**Your instructions**.
Gather from the listing below each line that includes the word "plan", and copy it.

* Begin Records provided *

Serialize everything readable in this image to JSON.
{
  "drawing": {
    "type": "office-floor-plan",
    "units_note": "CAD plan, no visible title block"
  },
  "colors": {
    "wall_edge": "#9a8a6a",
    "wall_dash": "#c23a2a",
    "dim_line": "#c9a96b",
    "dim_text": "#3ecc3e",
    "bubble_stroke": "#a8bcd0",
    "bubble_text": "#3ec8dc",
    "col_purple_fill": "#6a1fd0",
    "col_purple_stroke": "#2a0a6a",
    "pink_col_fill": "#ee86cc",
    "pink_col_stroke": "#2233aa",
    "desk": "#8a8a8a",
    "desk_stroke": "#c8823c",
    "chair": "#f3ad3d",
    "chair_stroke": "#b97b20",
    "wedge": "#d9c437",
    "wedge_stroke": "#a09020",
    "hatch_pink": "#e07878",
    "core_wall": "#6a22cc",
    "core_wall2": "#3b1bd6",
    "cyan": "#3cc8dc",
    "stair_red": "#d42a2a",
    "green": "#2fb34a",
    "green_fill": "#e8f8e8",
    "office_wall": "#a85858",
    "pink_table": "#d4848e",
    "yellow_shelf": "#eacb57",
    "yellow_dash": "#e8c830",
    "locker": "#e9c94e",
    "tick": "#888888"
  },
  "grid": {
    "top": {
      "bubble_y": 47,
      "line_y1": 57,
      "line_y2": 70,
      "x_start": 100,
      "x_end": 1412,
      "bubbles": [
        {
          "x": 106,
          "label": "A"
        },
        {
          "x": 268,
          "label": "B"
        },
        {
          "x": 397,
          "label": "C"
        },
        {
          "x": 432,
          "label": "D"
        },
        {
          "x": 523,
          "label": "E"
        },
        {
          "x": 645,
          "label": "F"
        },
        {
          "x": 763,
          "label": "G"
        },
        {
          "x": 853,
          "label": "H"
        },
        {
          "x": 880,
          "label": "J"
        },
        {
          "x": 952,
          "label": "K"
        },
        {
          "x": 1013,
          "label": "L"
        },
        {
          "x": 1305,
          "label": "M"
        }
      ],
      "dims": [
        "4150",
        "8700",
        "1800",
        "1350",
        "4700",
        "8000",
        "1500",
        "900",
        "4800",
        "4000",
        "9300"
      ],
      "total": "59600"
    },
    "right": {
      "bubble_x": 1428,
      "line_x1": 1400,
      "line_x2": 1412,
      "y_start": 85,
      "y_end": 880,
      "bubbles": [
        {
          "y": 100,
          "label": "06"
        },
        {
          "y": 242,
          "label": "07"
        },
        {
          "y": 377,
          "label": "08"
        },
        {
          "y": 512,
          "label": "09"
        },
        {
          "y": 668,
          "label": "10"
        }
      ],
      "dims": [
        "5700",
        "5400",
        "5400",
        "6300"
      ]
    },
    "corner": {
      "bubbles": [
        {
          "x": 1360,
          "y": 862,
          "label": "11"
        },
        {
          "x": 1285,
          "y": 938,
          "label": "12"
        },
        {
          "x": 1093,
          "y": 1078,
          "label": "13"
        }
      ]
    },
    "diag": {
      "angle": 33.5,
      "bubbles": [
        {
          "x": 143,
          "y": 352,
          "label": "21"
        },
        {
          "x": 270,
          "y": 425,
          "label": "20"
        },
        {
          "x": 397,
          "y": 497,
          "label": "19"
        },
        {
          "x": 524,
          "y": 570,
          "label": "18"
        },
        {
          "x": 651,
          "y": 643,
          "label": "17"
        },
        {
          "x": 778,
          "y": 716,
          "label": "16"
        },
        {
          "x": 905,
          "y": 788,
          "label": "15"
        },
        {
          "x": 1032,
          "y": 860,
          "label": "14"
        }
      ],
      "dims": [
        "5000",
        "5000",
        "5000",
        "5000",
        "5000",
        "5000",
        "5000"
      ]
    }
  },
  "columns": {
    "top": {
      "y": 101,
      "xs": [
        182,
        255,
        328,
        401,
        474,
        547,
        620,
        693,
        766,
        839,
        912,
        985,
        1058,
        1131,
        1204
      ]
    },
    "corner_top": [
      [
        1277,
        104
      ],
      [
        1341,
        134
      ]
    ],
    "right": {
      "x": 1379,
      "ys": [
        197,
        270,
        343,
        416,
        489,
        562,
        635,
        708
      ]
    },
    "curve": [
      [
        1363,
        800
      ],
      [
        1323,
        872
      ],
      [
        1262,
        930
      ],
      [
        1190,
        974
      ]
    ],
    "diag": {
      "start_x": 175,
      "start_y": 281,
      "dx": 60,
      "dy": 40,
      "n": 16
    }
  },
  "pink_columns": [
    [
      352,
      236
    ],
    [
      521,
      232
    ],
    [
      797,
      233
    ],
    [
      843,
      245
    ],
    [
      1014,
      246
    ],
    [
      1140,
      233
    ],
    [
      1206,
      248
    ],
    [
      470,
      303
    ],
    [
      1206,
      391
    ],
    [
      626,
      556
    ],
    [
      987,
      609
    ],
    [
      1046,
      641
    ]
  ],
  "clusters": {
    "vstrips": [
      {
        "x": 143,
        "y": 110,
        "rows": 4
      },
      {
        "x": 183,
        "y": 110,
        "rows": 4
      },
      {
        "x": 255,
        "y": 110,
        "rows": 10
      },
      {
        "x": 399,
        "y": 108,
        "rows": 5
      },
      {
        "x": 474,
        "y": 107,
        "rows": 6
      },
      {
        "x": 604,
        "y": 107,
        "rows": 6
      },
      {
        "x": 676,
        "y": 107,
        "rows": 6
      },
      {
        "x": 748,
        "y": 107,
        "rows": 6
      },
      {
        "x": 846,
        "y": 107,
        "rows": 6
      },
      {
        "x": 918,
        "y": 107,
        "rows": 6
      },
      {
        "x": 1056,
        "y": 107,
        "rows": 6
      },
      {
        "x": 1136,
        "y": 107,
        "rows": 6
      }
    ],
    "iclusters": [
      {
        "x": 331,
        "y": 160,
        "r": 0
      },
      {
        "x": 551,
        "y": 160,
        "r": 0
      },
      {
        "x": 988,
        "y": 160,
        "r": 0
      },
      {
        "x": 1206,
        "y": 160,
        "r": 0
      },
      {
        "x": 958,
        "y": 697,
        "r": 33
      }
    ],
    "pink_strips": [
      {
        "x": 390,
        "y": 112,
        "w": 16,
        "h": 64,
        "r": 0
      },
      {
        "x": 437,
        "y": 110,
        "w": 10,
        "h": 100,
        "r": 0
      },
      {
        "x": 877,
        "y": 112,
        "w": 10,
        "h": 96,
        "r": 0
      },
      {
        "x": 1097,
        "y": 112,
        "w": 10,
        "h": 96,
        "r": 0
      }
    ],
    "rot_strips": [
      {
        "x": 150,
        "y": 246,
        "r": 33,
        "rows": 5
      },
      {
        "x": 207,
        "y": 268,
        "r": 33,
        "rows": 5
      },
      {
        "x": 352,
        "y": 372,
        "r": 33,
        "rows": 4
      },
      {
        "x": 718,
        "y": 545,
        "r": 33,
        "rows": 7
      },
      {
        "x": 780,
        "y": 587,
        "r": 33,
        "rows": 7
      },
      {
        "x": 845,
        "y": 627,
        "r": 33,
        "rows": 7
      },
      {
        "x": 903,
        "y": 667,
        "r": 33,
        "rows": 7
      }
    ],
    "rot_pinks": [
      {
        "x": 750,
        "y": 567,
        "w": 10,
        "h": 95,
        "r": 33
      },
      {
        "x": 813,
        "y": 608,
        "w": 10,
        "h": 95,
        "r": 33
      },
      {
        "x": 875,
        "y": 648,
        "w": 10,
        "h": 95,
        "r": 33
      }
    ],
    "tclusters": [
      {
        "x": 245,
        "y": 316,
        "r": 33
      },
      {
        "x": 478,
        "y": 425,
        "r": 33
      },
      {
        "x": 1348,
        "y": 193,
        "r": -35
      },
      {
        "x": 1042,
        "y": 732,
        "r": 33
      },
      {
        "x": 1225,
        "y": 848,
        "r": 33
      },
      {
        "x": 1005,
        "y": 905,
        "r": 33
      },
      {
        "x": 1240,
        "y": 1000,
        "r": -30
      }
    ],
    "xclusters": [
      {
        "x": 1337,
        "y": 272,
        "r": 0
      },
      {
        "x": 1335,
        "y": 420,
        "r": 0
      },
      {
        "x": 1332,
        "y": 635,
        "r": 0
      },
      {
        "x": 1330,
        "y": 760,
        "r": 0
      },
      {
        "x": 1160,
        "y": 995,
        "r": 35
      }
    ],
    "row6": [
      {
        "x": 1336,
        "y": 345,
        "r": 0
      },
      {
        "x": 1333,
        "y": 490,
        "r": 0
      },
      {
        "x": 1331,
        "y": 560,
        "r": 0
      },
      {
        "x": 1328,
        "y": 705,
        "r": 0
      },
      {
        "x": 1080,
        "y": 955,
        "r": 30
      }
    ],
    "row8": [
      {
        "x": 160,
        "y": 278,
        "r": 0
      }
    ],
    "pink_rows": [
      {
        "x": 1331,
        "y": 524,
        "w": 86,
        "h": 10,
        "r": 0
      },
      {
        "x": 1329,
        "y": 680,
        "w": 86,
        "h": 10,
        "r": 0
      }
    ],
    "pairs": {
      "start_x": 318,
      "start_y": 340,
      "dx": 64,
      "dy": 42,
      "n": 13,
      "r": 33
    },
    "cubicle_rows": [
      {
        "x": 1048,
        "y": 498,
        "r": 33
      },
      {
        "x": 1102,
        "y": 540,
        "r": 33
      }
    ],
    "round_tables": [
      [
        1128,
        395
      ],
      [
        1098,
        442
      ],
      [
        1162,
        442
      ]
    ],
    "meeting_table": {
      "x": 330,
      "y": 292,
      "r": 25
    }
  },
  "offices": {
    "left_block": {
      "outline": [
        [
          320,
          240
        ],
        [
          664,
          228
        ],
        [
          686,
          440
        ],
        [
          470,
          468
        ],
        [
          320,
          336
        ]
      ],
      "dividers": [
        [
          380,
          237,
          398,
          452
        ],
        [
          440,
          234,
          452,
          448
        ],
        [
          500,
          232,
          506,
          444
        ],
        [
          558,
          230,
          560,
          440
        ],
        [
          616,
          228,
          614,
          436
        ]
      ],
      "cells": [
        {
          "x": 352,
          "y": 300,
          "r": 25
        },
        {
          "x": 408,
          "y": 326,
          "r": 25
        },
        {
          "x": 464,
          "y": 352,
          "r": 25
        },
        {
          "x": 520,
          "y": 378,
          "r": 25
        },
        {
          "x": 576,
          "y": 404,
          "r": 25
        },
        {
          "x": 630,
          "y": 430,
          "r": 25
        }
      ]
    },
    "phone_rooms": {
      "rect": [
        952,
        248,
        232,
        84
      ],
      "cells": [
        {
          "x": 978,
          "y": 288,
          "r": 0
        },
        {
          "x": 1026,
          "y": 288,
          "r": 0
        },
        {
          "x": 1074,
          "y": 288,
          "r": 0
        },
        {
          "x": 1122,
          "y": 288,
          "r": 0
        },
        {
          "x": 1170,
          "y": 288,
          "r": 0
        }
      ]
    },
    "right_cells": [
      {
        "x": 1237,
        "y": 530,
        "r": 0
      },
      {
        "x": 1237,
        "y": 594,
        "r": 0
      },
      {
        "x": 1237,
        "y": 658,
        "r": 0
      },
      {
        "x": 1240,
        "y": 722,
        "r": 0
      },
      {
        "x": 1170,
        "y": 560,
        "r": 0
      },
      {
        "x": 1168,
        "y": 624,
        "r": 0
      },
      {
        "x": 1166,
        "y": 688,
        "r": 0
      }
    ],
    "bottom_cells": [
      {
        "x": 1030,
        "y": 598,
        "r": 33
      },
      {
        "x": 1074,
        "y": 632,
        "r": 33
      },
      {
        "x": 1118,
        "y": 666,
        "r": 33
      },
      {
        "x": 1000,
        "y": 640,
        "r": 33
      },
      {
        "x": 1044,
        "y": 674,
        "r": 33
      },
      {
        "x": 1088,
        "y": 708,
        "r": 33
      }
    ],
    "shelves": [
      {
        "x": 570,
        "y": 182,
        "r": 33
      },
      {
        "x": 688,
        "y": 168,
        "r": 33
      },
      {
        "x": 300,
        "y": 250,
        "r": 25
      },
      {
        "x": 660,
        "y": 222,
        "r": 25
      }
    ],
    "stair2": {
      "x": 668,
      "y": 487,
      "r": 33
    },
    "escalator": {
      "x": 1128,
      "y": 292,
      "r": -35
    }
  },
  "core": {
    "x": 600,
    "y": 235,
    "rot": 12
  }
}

* End Records provided *

**Written reply**.
    "type": "office-floor-plan",
    "units_note": "CAD plan, no visible title block"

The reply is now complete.